§ **TASK DETAILS**:
Print all entries precisely as they are written.
## Start INPUT FOR THIS TASK
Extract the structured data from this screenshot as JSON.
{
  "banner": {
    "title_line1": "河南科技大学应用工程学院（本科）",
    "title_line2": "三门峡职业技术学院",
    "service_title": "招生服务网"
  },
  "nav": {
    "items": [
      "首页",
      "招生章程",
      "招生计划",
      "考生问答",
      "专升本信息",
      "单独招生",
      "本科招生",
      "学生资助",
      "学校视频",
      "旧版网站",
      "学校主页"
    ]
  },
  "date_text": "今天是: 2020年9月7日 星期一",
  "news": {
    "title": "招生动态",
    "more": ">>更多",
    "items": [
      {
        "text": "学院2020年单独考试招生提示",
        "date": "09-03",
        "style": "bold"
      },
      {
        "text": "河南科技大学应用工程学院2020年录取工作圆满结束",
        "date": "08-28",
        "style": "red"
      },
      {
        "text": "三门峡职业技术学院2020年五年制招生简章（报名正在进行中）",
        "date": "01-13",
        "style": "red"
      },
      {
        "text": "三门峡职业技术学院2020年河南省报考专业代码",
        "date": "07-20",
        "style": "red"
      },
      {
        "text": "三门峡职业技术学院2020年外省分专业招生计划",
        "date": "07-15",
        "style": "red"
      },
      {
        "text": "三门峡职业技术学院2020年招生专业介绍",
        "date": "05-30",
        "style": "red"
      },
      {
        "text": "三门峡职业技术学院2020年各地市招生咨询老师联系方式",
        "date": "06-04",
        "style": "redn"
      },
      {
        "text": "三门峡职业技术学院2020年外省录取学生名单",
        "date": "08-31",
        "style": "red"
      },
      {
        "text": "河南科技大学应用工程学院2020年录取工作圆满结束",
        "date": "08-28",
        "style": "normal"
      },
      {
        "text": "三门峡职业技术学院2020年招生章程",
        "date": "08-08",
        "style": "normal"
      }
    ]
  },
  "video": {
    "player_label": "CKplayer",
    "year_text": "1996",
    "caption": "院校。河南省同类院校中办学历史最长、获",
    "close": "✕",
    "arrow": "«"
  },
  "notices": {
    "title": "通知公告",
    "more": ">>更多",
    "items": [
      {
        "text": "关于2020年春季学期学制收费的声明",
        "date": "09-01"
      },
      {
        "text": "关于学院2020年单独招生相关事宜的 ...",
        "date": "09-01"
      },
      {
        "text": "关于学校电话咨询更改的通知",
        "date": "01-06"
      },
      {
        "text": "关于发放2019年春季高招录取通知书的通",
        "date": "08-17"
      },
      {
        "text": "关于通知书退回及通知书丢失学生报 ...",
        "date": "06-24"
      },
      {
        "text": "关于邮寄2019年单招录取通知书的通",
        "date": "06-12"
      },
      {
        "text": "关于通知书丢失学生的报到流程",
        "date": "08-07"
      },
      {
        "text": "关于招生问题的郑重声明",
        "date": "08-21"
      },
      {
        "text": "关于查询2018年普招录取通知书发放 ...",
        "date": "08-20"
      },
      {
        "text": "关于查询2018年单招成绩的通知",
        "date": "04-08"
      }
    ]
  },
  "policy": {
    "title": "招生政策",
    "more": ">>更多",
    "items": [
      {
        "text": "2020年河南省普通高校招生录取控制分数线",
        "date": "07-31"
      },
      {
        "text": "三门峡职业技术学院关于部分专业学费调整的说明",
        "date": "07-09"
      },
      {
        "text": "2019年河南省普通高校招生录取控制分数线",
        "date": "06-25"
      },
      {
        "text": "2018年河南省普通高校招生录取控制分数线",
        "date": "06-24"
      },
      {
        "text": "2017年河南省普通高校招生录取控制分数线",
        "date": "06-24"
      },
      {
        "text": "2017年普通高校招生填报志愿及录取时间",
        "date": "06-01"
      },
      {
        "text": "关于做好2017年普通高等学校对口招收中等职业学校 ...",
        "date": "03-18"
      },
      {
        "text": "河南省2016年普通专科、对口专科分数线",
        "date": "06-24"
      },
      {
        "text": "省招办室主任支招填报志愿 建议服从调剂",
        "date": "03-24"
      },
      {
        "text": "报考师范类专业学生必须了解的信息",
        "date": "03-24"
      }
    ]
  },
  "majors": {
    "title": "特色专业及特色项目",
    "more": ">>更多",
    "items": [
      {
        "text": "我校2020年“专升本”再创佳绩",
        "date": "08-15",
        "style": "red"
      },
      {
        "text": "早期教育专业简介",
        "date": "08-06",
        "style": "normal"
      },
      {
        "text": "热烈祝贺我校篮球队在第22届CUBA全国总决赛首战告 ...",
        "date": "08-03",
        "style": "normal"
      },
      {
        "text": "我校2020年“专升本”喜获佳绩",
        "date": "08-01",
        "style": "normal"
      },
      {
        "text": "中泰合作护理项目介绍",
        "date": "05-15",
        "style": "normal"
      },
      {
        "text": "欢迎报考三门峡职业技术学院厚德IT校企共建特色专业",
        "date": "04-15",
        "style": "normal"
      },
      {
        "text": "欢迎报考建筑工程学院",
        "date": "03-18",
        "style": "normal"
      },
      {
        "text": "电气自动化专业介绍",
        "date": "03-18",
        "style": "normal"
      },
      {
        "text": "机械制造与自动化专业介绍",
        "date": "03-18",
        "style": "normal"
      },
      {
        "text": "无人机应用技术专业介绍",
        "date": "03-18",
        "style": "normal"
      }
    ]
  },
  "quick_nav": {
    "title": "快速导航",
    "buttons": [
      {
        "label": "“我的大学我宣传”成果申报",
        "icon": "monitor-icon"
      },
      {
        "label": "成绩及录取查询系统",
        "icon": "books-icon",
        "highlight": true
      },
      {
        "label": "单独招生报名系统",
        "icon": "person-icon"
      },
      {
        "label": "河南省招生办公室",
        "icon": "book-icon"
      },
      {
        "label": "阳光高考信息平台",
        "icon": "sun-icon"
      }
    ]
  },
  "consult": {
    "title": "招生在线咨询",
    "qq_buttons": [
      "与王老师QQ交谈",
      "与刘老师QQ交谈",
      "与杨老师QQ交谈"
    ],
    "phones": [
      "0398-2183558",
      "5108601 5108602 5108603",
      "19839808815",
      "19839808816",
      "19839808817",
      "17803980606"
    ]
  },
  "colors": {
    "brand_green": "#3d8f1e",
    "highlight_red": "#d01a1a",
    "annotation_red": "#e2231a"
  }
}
## End INPUT FOR THIS TASK
§ **TASK OUTPUT**:
Extract the structured data from this screenshot as JSON.
{
  "banner": {
    "title_line1": "河南科技大学应用工程学院（本科）",
    "title_line2": "三门峡职业技术学院",
    "service_title": "招生服务网"
  },
  "nav": {
    "items": [
      "首页",
      "招生章程",
      "招生计划",
      "考生问答",
      "专升本信息",
      "单独招生",
      "本科招生",
      "学生资助",
      "学校视频",
      "旧版网站",
      "学校主页"
    ]
  },
  "date_text": "今天是: 2020年9月7日 星期一",
  "news": {
    "title": "招生动态",
    "more": ">>更多",
    "items": [
      {
        "text": "学院2020年单独考试招生提示",
        "date": "09-03",
        "style": "bold"
      },
      {
        "text": "河南科技大学应用工程学院2020年录取工作圆满结束",
        "date": "08-28",
        "style": "red"
      },
      {
        "text": "三门峡职业技术学院2020年五年制招生简章（报名正在进行中）",
        "date": "01-13",
        "style": "red"
      },
      {
        "text": "三门峡职业技术学院2020年河南省报考专业代码",
        "date": "07-20",
        "style": "red"
      },
      {
        "text": "三门峡职业技术学院2020年外省分专业招生计划",
        "date": "07-15",
        "style": "red"
      },
      {
        "text": "三门峡职业技术学院2020年招生专业介绍",
        "date": "05-30",
        "style": "red"
      },
      {
        "text": "三门峡职业技术学院2020年各地市招生咨询老师联系方式",
        "date": "06-04",
        "style": "redn"
      },
      {
        "text": "三门峡职业技术学院2020年外省录取学生名单",
        "date": "08-31",
        "style": "red"
      },
      {
        "text": "河南科技大学应用工程学院2020年录取工作圆满结束",
        "date": "08-28",
        "style": "normal"
      },
      {
        "text": "三门峡职业技术学院2020年招生章程",
        "date": "08-08",
        "style": "normal"
      }
    ]
  },
  "video": {
    "player_label": "CKplayer",
    "year_text": "1996",
    "caption": "院校。河南省同类院校中办学历史最长、获",
    "close": "✕",
    "arrow": "«"
  },
  "notices": {
    "title": "通知公告",
    "more": ">>更多",
    "items": [
      {
        "text": "关于2020年春季学期学制收费的声明",
        "date": "09-01"
      },
      {
        "text": "关于学院2020年单独招生相关事宜的 ...",
        "date": "09-01"
      },
      {
        "text": "关于学校电话咨询更改的通知",
        "date": "01-06"
      },
      {
        "text": "关于发放2019年春季高招录取通知书的通",
        "date": "08-17"
      },
      {
        "text": "关于通知书退回及通知书丢失学生报 ...",
        "date": "06-24"
      },
      {
        "text": "关于邮寄2019年单招录取通知书的通",
        "date": "06-12"
      },
      {
        "text": "关于通知书丢失学生的报到流程",
        "date": "08-07"
      },
      {
        "text": "关于招生问题的郑重声明",
        "date": "08-21"
      },
      {
        "text": "关于查询2018年普招录取通知书发放 ...",
        "date": "08-20"
      },
      {
        "text": "关于查询2018年单招成绩的通知",
        "date": "04-08"
      }
    ]
  },
  "policy": {
    "title": "招生政策",
    "more": ">>更多",
    "items": [
      {
        "text": "2020年河南省普通高校招生录取控制分数线",
        "date": "07-31"
      },
      {
        "text": "三门峡职业技术学院关于部分专业学费调整的说明",
        "date": "07-09"
      },
      {
        "text": "2019年河南省普通高校招生录取控制分数线",
        "date": "06-25"
      },
      {
        "text": "2018年河南省普通高校招生录取控制分数线",
        "date": "06-24"
      },
      {
        "text": "2017年河南省普通高校招生录取控制分数线",
        "date": "06-24"
      },
      {
        "text": "2017年普通高校招生填报志愿及录取时间",
        "date": "06-01"
      },
      {
        "text": "关于做好2017年普通高等学校对口招收中等职业学校 ...",
        "date": "03-18"
      },
      {
        "text": "河南省2016年普通专科、对口专科分数线",
        "date": "06-24"
      },
      {
        "text": "省招办室主任支招填报志愿 建议服从调剂",
        "date": "03-24"
      },
      {
        "text": "报考师范类专业学生必须了解的信息",
        "date": "03-24"
      }
    ]
  },
  "majors": {
    "title": "特色专业及特色项目",
    "more": ">>更多",
    "items": [
      {
        "text": "我校2020年“专升本”再创佳绩",
        "date": "08-15",
        "style": "red"
      },
      {
        "text": "早期教育专业简介",
        "date": "08-06",
        "style": "normal"
      },
      {
        "text": "热烈祝贺我校篮球队在第22届CUBA全国总决赛首战告 ...",
        "date": "08-03",
        "style": "normal"
      },
      {
        "text": "我校2020年“专升本”喜获佳绩",
        "date": "08-01",
        "style": "normal"
      },
      {
        "text": "中泰合作护理项目介绍",
        "date": "05-15",
        "style": "normal"
      },
      {
        "text": "欢迎报考三门峡职业技术学院厚德IT校企共建特色专业",
        "date": "04-15",
        "style": "normal"
      },
      {
        "text": "欢迎报考建筑工程学院",
        "date": "03-18",
        "style": "normal"
      },
      {
        "text": "电气自动化专业介绍",
        "date": "03-18",
        "style": "normal"
      },
      {
        "text": "机械制造与自动化专业介绍",
        "date": "03-18",
        "style": "normal"
      },
      {
        "text": "无人机应用技术专业介绍",
        "date": "03-18",
        "style": "normal"
      }
    ]
  },
  "quick_nav": {
    "title": "快速导航",
    "buttons": [
      {
        "label": "“我的大学我宣传”成果申报",
        "icon": "monitor-icon"
      },
      {
        "label": "成绩及录取查询系统",
        "icon": "books-icon",
        "highlight": true
      },
      {
        "label": "单独招生报名系统",
        "icon": "person-icon"
      },
      {
        "label": "河南省招生办公室",
        "icon": "book-icon"
      },
      {
        "label": "阳光高考信息平台",
        "icon": "sun-icon"
      }
    ]
  },
  "consult": {
    "title": "招生在线咨询",
    "qq_buttons": [
      "与王老师QQ交谈",
      "与刘老师QQ交谈",
      "与杨老师QQ交谈"
    ],
    "phones": [
      "0398-2183558",
      "5108601 5108602 5108603",
      "19839808815",
      "19839808816",
      "19839808817",
      "17803980606"
    ]
  },
  "colors": {
    "brand_green": "#3d8f1e",
    "highlight_red": "#d01a1a",
    "annotation_red": "#e2231a"
  }
}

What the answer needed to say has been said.